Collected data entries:
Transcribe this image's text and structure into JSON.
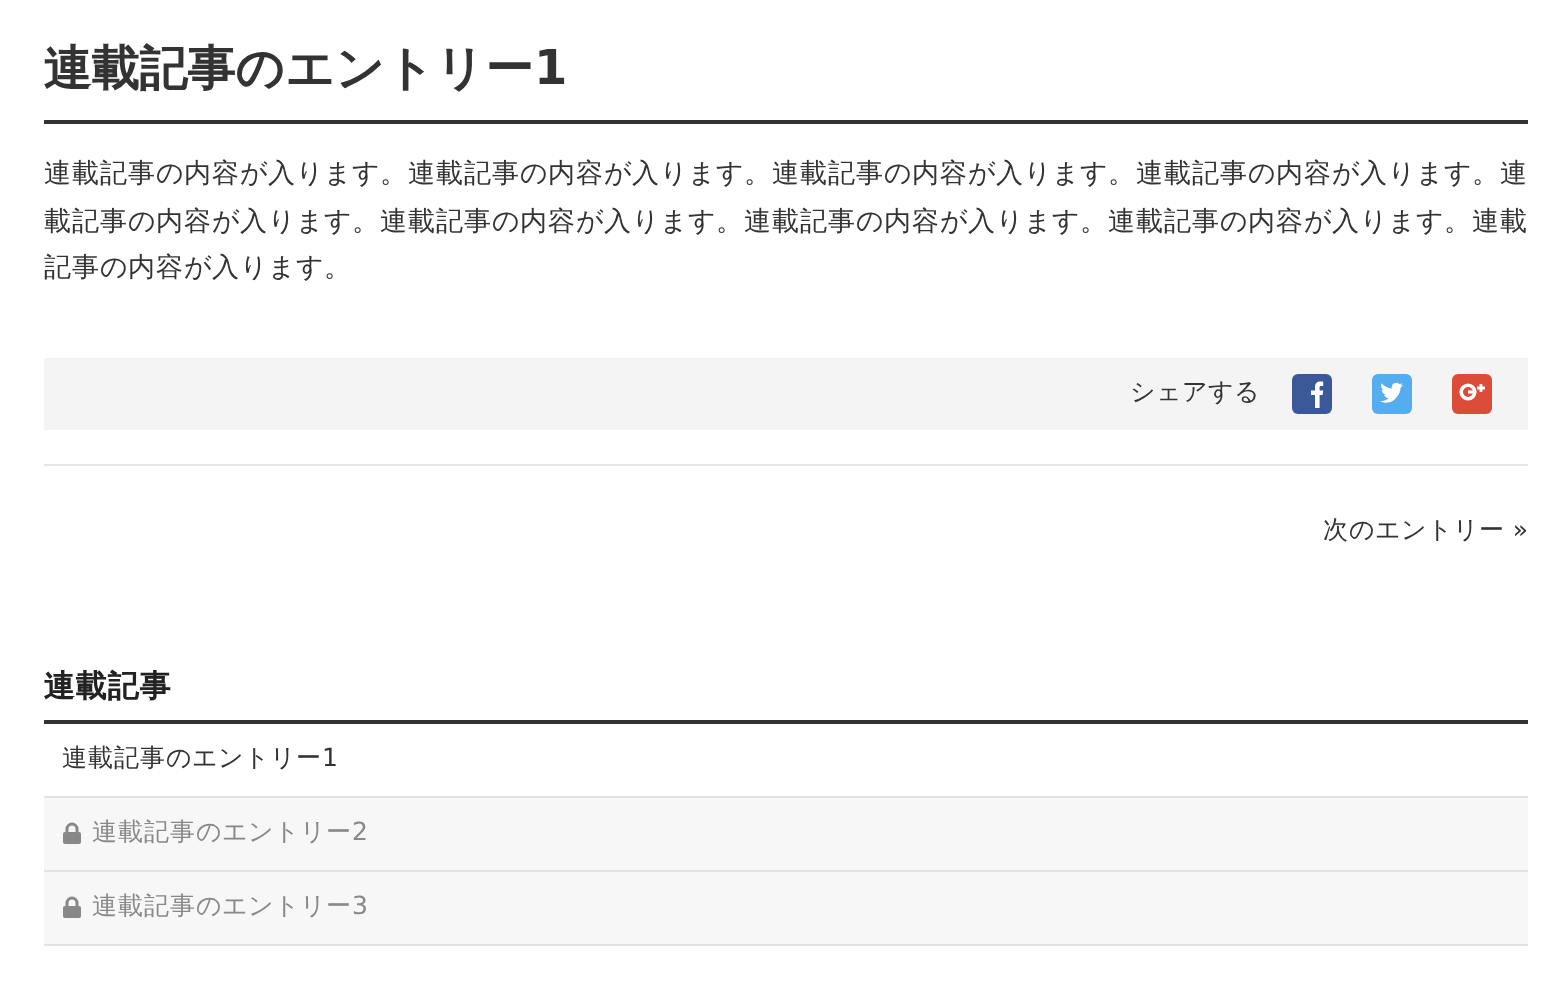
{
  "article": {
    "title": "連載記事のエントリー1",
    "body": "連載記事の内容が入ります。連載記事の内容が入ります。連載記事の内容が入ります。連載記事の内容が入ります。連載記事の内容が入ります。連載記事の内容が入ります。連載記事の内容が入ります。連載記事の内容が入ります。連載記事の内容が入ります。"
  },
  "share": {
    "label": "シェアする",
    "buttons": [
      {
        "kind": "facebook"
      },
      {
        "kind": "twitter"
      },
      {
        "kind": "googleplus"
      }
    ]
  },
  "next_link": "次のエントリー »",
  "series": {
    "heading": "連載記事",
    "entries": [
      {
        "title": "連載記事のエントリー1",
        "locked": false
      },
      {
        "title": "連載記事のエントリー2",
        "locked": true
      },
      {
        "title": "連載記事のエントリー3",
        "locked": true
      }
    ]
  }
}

▸ YOUR TASK
Copy out all the entries exactly. Images stay out of the copy.

▸ TASK ANSWER
Transcribe this image's text and structure into JSON.
{
  "article": {
    "title": "連載記事のエントリー1",
    "body": "連載記事の内容が入ります。連載記事の内容が入ります。連載記事の内容が入ります。連載記事の内容が入ります。連載記事の内容が入ります。連載記事の内容が入ります。連載記事の内容が入ります。連載記事の内容が入ります。連載記事の内容が入ります。"
  },
  "share": {
    "label": "シェアする",
    "buttons": [
      {
        "kind": "facebook"
      },
      {
        "kind": "twitter"
      },
      {
        "kind": "googleplus"
      }
    ]
  },
  "next_link": "次のエントリー »",
  "series": {
    "heading": "連載記事",
    "entries": [
      {
        "title": "連載記事のエントリー1",
        "locked": false
      },
      {
        "title": "連載記事のエントリー2",
        "locked": true
      },
      {
        "title": "連載記事のエントリー3",
        "locked": true
      }
    ]
  }
}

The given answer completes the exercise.